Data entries
══════════

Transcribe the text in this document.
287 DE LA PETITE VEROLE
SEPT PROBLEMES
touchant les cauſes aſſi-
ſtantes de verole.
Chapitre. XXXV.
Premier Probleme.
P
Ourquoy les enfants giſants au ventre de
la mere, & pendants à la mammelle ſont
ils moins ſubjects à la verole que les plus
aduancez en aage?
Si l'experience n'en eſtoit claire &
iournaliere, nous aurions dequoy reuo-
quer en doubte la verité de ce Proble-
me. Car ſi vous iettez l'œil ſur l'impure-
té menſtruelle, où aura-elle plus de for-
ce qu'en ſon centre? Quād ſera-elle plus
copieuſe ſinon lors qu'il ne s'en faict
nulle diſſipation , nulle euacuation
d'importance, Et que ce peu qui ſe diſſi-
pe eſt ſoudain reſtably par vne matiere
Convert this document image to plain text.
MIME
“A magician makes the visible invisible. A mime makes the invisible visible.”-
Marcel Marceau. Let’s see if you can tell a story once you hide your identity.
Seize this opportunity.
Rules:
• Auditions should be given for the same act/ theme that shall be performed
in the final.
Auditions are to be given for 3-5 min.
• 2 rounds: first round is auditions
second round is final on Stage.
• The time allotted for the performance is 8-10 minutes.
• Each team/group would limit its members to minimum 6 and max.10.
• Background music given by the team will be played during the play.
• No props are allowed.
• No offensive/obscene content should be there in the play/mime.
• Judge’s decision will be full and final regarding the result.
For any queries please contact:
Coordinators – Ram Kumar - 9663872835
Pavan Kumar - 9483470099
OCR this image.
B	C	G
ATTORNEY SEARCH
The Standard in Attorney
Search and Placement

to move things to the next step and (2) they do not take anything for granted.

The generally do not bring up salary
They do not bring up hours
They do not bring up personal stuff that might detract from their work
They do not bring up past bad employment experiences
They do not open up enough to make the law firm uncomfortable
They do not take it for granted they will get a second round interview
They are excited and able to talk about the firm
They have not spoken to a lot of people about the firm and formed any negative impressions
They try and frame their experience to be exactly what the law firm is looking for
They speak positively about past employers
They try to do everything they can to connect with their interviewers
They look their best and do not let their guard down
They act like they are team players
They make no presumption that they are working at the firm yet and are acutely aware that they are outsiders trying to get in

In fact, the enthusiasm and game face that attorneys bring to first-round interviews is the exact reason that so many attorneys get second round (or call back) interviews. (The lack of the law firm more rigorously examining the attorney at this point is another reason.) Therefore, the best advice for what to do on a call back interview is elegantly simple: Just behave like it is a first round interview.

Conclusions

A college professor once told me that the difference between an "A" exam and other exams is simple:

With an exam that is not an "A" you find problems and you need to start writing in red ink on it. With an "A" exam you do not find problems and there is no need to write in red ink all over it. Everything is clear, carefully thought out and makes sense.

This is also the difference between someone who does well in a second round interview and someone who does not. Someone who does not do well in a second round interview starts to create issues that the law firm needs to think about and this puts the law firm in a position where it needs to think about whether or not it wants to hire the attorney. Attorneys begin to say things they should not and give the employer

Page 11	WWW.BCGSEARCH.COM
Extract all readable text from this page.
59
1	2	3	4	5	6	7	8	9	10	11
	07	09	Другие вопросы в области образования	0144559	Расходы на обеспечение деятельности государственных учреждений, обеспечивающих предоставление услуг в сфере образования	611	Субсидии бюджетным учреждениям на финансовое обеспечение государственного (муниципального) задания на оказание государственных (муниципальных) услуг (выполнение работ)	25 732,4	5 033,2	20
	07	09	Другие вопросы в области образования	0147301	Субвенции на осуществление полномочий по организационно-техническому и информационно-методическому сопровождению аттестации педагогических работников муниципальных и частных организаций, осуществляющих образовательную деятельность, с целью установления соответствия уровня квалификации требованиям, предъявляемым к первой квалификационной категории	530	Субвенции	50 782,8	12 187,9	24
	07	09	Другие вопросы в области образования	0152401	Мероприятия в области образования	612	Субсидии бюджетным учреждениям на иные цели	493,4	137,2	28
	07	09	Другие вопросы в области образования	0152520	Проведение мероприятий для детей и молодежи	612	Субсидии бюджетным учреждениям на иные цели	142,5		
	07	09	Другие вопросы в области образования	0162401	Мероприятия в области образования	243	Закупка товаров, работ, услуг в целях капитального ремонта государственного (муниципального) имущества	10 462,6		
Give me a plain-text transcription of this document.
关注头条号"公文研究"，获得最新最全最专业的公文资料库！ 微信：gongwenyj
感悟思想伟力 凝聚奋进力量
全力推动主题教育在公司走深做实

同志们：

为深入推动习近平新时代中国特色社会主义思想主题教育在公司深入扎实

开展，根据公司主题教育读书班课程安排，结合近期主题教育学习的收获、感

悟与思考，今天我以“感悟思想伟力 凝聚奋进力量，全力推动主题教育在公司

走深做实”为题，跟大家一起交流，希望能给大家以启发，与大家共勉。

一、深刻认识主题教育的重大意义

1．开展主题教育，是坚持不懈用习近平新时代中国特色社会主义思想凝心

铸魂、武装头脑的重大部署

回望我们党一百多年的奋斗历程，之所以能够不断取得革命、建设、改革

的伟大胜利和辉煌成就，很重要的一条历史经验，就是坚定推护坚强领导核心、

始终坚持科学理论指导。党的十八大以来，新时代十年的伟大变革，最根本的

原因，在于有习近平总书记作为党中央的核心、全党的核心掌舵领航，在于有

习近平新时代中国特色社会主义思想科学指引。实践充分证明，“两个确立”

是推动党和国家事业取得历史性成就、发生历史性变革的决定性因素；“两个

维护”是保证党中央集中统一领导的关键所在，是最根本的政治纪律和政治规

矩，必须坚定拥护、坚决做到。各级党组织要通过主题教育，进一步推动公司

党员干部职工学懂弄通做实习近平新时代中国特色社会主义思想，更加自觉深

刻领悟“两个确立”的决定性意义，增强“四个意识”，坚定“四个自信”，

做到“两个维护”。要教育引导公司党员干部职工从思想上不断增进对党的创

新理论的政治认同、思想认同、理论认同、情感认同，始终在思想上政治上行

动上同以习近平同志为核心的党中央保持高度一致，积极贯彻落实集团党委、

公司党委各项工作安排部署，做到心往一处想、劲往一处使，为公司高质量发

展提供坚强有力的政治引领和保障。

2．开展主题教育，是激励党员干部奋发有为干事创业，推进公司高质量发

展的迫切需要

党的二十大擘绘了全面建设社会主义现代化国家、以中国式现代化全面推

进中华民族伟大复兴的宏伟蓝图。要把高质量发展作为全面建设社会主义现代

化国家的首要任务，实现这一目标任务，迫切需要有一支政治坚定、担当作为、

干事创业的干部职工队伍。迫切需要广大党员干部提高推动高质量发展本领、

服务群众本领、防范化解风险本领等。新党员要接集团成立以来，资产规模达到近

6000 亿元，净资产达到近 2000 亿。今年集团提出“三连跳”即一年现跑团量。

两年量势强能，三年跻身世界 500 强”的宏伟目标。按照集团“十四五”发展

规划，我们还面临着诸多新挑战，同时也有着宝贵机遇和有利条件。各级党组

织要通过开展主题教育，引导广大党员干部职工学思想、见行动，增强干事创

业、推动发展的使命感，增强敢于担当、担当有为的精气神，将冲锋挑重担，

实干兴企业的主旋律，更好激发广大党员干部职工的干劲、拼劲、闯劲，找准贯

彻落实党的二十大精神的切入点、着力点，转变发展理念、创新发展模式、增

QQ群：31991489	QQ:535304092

══════════

What the exercise asks:
Go through the records above and copy every line with the word "Другие".

Result of the task:
	07	09	Другие вопросы в области образования	0144559	Расходы на обеспечение деятельности государственных учреждений, обеспечивающих предоставление услуг в сфере образования	611	Субсидии бюджетным учреждениям на финансовое обеспечение государственного (муниципального) задания на оказание государственных (муниципальных) услуг (выполнение работ)	25 732,4	5 033,2	20
	07	09	Другие вопросы в области образования	0147301	Субвенции на осуществление полномочий по организационно-техническому и информационно-методическому сопровождению аттестации педагогических работников муниципальных и частных организаций, осуществляющих образовательную деятельность, с целью установления соответствия уровня квалификации требованиям, предъявляемым к первой квалификационной категории	530	Субвенции	50 782,8	12 187,9	24
	07	09	Другие вопросы в области образования	0152401	Мероприятия в области образования	612	Субсидии бюджетным учреждениям на иные цели	493,4	137,2	28
	07	09	Другие вопросы в области образования	0152520	Проведение мероприятий для детей и молодежи	612	Субсидии бюджетным учреждениям на иные цели	142,5		
	07	09	Другие вопросы в области образования	0162401	Мероприятия в области образования	243	Закупка товаров, работ, услуг в целях капитального ремонта государственного (муниципального) имущества	10 462,6		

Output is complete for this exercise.